# [EXERCISE DESCRIPTION]
Below is a block of records; repeat each one exactly.

# [DATA FOR THIS EXERCISE]
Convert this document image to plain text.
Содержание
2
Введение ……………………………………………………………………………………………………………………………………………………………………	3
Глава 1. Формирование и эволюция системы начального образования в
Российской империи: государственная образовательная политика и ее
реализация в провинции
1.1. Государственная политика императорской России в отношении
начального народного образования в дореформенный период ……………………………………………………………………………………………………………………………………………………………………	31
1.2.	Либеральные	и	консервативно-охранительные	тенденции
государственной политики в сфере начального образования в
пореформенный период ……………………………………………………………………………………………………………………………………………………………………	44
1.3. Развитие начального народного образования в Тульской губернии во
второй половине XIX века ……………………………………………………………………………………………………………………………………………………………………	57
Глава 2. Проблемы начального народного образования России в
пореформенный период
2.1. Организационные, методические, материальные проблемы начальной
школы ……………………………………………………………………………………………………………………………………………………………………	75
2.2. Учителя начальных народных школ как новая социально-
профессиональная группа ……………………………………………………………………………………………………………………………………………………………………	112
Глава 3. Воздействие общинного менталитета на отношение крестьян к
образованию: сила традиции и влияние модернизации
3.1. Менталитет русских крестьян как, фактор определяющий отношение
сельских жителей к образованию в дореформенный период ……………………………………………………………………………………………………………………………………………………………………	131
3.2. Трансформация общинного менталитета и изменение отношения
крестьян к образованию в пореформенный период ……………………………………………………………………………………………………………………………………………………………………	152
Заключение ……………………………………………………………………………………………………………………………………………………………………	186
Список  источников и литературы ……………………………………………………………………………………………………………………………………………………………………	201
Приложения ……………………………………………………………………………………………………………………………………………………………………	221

# [RESULT OF THE TASK]
Convert this document image to plain text.
Содержание
2
Введение ……………………………………………………………………………………………………………………………………………………………………	3
Глава 1. Формирование и эволюция системы начального образования в
Российской империи: государственная образовательная политика и ее
реализация в провинции
1.1. Государственная политика императорской России в отношении
начального народного образования в дореформенный период ……………………………………………………………………………………………………………………………………………………………………	31
1.2.	Либеральные	и	консервативно-охранительные	тенденции
государственной политики в сфере начального образования в
пореформенный период ……………………………………………………………………………………………………………………………………………………………………	44
1.3. Развитие начального народного образования в Тульской губернии во
второй половине XIX века ……………………………………………………………………………………………………………………………………………………………………	57
Глава 2. Проблемы начального народного образования России в
пореформенный период
2.1. Организационные, методические, материальные проблемы начальной
школы ……………………………………………………………………………………………………………………………………………………………………	75
2.2. Учителя начальных народных школ как новая социально-
профессиональная группа ……………………………………………………………………………………………………………………………………………………………………	112
Глава 3. Воздействие общинного менталитета на отношение крестьян к
образованию: сила традиции и влияние модернизации
3.1. Менталитет русских крестьян как, фактор определяющий отношение
сельских жителей к образованию в дореформенный период ……………………………………………………………………………………………………………………………………………………………………	131
3.2. Трансформация общинного менталитета и изменение отношения
крестьян к образованию в пореформенный период ……………………………………………………………………………………………………………………………………………………………………	152
Заключение ……………………………………………………………………………………………………………………………………………………………………	186
Список  источников и литературы ……………………………………………………………………………………………………………………………………………………………………	201
Приложения ……………………………………………………………………………………………………………………………………………………………………	221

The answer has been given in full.